» Work instructions: Omit the images, then output each of the records below exactly.

» Data extract:
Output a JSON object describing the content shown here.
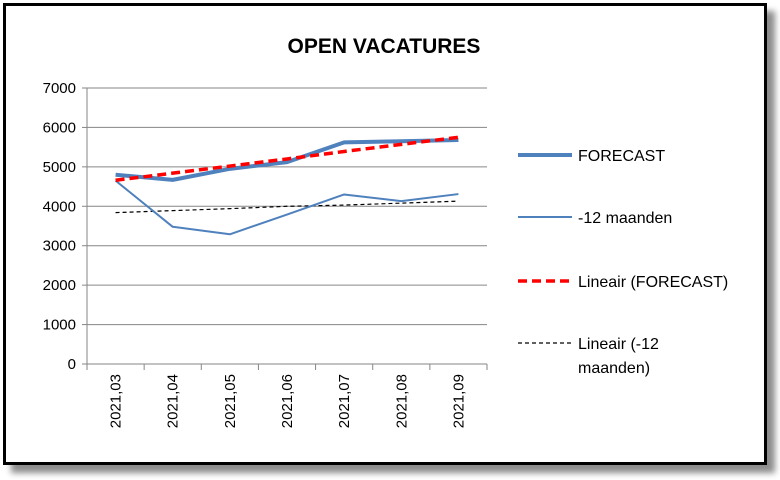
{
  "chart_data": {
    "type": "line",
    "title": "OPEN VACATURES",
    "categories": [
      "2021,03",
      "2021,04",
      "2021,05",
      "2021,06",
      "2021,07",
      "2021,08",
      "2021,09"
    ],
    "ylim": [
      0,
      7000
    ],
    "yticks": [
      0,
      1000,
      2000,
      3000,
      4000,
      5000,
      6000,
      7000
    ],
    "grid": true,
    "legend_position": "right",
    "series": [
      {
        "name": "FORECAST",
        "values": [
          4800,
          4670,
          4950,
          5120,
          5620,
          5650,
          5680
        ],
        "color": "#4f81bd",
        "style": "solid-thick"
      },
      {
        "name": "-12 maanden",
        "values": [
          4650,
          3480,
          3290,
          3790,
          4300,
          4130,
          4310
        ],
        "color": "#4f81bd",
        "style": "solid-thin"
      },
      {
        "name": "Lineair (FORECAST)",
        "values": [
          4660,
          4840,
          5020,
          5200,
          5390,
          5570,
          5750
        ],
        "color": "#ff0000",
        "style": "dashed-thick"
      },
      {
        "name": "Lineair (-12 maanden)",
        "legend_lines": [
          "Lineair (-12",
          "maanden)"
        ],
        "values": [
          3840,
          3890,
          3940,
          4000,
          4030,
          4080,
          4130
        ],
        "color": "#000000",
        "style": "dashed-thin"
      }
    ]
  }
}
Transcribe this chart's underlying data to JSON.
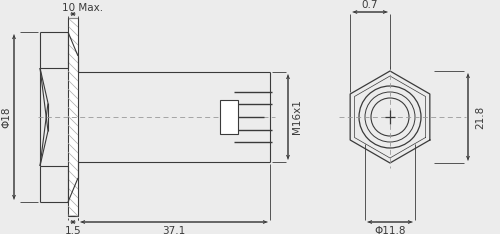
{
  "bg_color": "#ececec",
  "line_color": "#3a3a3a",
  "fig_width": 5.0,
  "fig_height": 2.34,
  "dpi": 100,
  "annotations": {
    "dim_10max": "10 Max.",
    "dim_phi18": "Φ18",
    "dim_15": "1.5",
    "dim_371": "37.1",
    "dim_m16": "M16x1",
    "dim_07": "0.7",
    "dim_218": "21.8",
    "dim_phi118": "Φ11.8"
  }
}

» Task response:
Output a JSON object describing the content shown here.
{
  "chart_data": {
    "type": "line",
    "title": "OPEN VACATURES",
    "categories": [
      "2021,03",
      "2021,04",
      "2021,05",
      "2021,06",
      "2021,07",
      "2021,08",
      "2021,09"
    ],
    "ylim": [
      0,
      7000
    ],
    "yticks": [
      0,
      1000,
      2000,
      3000,
      4000,
      5000,
      6000,
      7000
    ],
    "grid": true,
    "legend_position": "right",
    "series": [
      {
        "name": "FORECAST",
        "values": [
          4800,
          4670,
          4950,
          5120,
          5620,
          5650,
          5680
        ],
        "color": "#4f81bd",
        "style": "solid-thick"
      },
      {
        "name": "-12 maanden",
        "values": [
          4650,
          3480,
          3290,
          3790,
          4300,
          4130,
          4310
        ],
        "color": "#4f81bd",
        "style": "solid-thin"
      },
      {
        "name": "Lineair (FORECAST)",
        "values": [
          4660,
          4840,
          5020,
          5200,
          5390,
          5570,
          5750
        ],
        "color": "#ff0000",
        "style": "dashed-thick"
      },
      {
        "name": "Lineair (-12 maanden)",
        "legend_lines": [
          "Lineair (-12",
          "maanden)"
        ],
        "values": [
          3840,
          3890,
          3940,
          4000,
          4030,
          4080,
          4130
        ],
        "color": "#000000",
        "style": "dashed-thin"
      }
    ]
  }
}
Transcribe this chart's underlying data to JSON.
{
  "bg_color": "#ececec",
  "line_color": "#3a3a3a",
  "fig_width": 5.0,
  "fig_height": 2.34,
  "dpi": 100,
  "annotations": {
    "dim_10max": "10 Max.",
    "dim_phi18": "Φ18",
    "dim_15": "1.5",
    "dim_371": "37.1",
    "dim_m16": "M16x1",
    "dim_07": "0.7",
    "dim_218": "21.8",
    "dim_phi118": "Φ11.8"
  }
}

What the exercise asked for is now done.